▶ [Data extract]:
• • • •
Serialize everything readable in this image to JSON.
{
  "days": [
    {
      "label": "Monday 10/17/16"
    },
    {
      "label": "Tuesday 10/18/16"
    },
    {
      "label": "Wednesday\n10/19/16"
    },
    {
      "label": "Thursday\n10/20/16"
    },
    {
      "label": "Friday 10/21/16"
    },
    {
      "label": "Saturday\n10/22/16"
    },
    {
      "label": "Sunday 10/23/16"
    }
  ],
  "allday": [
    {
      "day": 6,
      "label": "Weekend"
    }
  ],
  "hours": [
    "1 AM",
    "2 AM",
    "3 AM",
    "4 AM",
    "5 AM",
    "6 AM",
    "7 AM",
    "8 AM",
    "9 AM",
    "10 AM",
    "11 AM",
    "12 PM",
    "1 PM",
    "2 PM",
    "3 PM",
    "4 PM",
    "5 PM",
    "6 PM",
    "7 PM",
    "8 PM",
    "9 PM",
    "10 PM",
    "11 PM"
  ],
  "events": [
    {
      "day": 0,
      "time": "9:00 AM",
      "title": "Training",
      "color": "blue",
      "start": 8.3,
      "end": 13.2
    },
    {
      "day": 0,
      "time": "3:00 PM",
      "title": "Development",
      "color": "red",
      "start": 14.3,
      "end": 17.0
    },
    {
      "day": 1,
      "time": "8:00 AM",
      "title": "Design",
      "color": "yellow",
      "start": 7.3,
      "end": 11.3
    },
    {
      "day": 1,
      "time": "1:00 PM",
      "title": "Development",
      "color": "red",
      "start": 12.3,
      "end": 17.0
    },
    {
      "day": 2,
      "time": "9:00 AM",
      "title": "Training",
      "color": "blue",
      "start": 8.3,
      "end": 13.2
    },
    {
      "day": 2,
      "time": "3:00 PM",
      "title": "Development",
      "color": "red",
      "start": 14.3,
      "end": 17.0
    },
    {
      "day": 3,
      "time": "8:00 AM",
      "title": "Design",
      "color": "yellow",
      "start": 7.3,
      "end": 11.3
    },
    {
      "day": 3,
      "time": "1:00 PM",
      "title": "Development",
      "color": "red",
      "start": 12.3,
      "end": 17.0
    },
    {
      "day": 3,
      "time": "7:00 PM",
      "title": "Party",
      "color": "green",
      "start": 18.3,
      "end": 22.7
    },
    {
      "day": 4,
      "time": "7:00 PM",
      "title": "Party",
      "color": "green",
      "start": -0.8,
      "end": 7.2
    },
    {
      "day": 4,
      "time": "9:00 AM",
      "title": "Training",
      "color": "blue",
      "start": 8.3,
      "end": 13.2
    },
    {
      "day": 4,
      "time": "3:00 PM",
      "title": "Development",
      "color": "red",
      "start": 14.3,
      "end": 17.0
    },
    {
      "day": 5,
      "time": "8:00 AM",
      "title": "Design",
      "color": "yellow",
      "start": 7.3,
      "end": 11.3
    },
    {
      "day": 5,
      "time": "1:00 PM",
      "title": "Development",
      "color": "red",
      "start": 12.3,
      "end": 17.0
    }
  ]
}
• • • •
Copy the data above exactly. Every line must be included.

Serialize everything readable in this image to JSON.
{
  "days": [
    {
      "label": "Monday 10/17/16"
    },
    {
      "label": "Tuesday 10/18/16"
    },
    {
      "label": "Wednesday\n10/19/16"
    },
    {
      "label": "Thursday\n10/20/16"
    },
    {
      "label": "Friday 10/21/16"
    },
    {
      "label": "Saturday\n10/22/16"
    },
    {
      "label": "Sunday 10/23/16"
    }
  ],
  "allday": [
    {
      "day": 6,
      "label": "Weekend"
    }
  ],
  "hours": [
    "1 AM",
    "2 AM",
    "3 AM",
    "4 AM",
    "5 AM",
    "6 AM",
    "7 AM",
    "8 AM",
    "9 AM",
    "10 AM",
    "11 AM",
    "12 PM",
    "1 PM",
    "2 PM",
    "3 PM",
    "4 PM",
    "5 PM",
    "6 PM",
    "7 PM",
    "8 PM",
    "9 PM",
    "10 PM",
    "11 PM"
  ],
  "events": [
    {
      "day": 0,
      "time": "9:00 AM",
      "title": "Training",
      "color": "blue",
      "start": 8.3,
      "end": 13.2
    },
    {
      "day": 0,
      "time": "3:00 PM",
      "title": "Development",
      "color": "red",
      "start": 14.3,
      "end": 17.0
    },
    {
      "day": 1,
      "time": "8:00 AM",
      "title": "Design",
      "color": "yellow",
      "start": 7.3,
      "end": 11.3
    },
    {
      "day": 1,
      "time": "1:00 PM",
      "title": "Development",
      "color": "red",
      "start": 12.3,
      "end": 17.0
    },
    {
      "day": 2,
      "time": "9:00 AM",
      "title": "Training",
      "color": "blue",
      "start": 8.3,
      "end": 13.2
    },
    {
      "day": 2,
      "time": "3:00 PM",
      "title": "Development",
      "color": "red",
      "start": 14.3,
      "end": 17.0
    },
    {
      "day": 3,
      "time": "8:00 AM",
      "title": "Design",
      "color": "yellow",
      "start": 7.3,
      "end": 11.3
    },
    {
      "day": 3,
      "time": "1:00 PM",
      "title": "Development",
      "color": "red",
      "start": 12.3,
      "end": 17.0
    },
    {
      "day": 3,
      "time": "7:00 PM",
      "title": "Party",
      "color": "green",
      "start": 18.3,
      "end": 22.7
    },
    {
      "day": 4,
      "time": "7:00 PM",
      "title": "Party",
      "color": "green",
      "start": -0.8,
      "end": 7.2
    },
    {
      "day": 4,
      "time": "9:00 AM",
      "title": "Training",
      "color": "blue",
      "start": 8.3,
      "end": 13.2
    },
    {
      "day": 4,
      "time": "3:00 PM",
      "title": "Development",
      "color": "red",
      "start": 14.3,
      "end": 17.0
    },
    {
      "day": 5,
      "time": "8:00 AM",
      "title": "Design",
      "color": "yellow",
      "start": 7.3,
      "end": 11.3
    },
    {
      "day": 5,
      "time": "1:00 PM",
      "title": "Development",
      "color": "red",
      "start": 12.3,
      "end": 17.0
    }
  ]
}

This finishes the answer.